:: Extract to read ::
- Opening Delimiter -

The radiation environment of deep space is very different from that on the Earth's surface or in low earth orbit, due to the much larger flux of high-energy galactic cosmic rays (GCRs), along with radiation from solar proton events and the radiation belts. Like other ionizing radiation, high-energy cosmic rays can damage DNA, increasing the risk of cancer, cataracts, neurological disorders, and non-cancer mortality risks.[4] The only known practical solution to this problem is surrounding the crewed parts of the ship with a thick enough shielding, say a couple meters of ice.
If ever mankind is so enthusiastic about interstellar travel that a generation ship is sent to a star system 20 light years away in 200 years, it is quite unlikely that those remaining at home will just wait 220 years to hear the news of the success of the mission, and would not build any further starships meanwhile. So, if 50 years after launch they build a better spaceship that can make the same travel in just 50 years, when the first generation ship arrives they might find a 100-years old human colony at their destination.
Generation ships are often found in science fiction stories. Perhaps their earliest description is in the 1929 essay "The World, The Flesh, & The Devil" by J. D. Bernal.[5] The first fiction dealing with one is the 1940 story "The Voyage That Lasted 600 Years" by Don Wilcox.[6]
Beginning with the 1941 novels Universe and Common Sense by Robert A. Heinlein, a common theme is that inhabitants of a generation ship have forgotten they are on a ship at all, and believe their ship to be the entire universe. French writer Léon Groc actually wrote the first complete novel about this theme in the 1950 book L'Univers Vagabond. In the anglophone world, Brian Aldiss is attributed with the first complete novel dealing exclusively with the theme in the 1958 book Non-Stop. Edmund Cooper's Seed of Light (1959) is already criticized because it again deals with the old subject, but counted the author's best novel.[7] Harry Harrison's novel Captive Universe (1969) deals with similar themes.
In the Star Trek: The Original Series episode For the World Is Hollow and I Have Touched the Sky (1968) the Enterprise encounters a computer-led generation ship, whose inhabitants do not know they are within a ship traveling through space but instead believe themselves to be on a solid world and that the created sky is real. Harlan Ellison's The Starlost, a 1973 Canadian TV series, is set aboard the giant spaceship called The ARK. In the Space: 1999 episode Mission of the Darians (1975) the Alphans encounter the heavy damaged but still populated generation ship Daria, bearing an evil secret.
Gene Wolfe's tetralogy The Book of the Long Sun (1993) deals directly with the challenges facing the inhabitants of the starcrosser Whorl and the continuing challenges after planetfall in The Book of the Short Sun (1999). The 2008 Pixar film WALL-E contains a subplot in which a generation ship containing humans returns to Earth after many centuries. Toby Litt's 2009 novel Journey into Space is about people living on a generation ship who return back to Earth after an onboard conflict. This method of slow interstellar travel is hinted at in Arthur C. Clarke's Rendezvous With Rama (1972) as the spacecraft Rama is analyzed, and this theme continues in the book's sequels. The Mass Effect series features a large caravan of jerry-rigged generation ships, referred to as the Migrant Fleet. The 1999 Star Trek: Voyager episode The Disease features a generation ship of a species called the Varro. The 2010 "Doctor Who" episode, "The Beast Below", centers around a generation ship known as "Starship UK", which contains the entire future population of the United Kingdom (except for Scotland, which opted for its own ship) fleeing the deadly solar flares on the Earth in the 29th century.

- Closing Delimiter -

:: Tasks ::
a - Answer these questions from the generation ships text:
(i) What amount of ice does the text give as an example of thick enough shielding?
(ii) In what year did the story "The Voyage That Lasted 600 Years" come out?
(iii) What is the giant spaceship in The Starlost called?
b - From the generation ships text, return the stretch from "If ever mankind" through "at their destination.", copied word for word.

:: Provided information ::
- Opening Delimiter -

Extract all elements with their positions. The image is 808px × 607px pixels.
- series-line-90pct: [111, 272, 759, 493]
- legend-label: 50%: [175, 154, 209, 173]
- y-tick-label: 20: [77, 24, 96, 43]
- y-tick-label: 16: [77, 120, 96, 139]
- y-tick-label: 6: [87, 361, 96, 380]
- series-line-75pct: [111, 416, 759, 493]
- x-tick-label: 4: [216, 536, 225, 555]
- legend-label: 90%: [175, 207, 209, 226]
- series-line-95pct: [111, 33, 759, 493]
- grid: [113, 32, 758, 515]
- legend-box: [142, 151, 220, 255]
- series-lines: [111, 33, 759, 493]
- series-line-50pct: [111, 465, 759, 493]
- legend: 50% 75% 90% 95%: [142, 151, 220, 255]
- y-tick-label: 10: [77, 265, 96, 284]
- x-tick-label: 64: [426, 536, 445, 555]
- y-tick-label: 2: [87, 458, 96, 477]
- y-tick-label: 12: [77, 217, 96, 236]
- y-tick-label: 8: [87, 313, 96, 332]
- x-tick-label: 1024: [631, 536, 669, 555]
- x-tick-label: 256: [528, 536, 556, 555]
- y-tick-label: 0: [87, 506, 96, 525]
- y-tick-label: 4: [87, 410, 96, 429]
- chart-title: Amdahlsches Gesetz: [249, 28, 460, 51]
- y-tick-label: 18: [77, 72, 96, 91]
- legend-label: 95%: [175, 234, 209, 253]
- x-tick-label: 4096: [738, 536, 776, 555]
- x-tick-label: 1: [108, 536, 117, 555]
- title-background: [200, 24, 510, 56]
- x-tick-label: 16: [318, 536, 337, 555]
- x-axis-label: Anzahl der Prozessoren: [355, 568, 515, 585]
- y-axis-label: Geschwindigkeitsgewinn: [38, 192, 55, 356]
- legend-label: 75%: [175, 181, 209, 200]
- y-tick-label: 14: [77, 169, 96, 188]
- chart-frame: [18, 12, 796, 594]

- Closing Delimiter -

:: Solutions in order ::
a -
(i) A couple meters of ice
(ii) 1940
(iii) The ARK

b -
If ever mankind is so enthusiastic about interstellar travel that a generation ship is sent to a star system 20 light years away in 200 years, it is quite unlikely that those remaining at home will just wait 220 years to hear the news of the success of the mission, and would not build any further starships meanwhile. So, if 50 years after launch they build a better spaceship that can make the same travel in just 50 years, when the first generation ship arrives they might find a 100-years old human colony at their destination.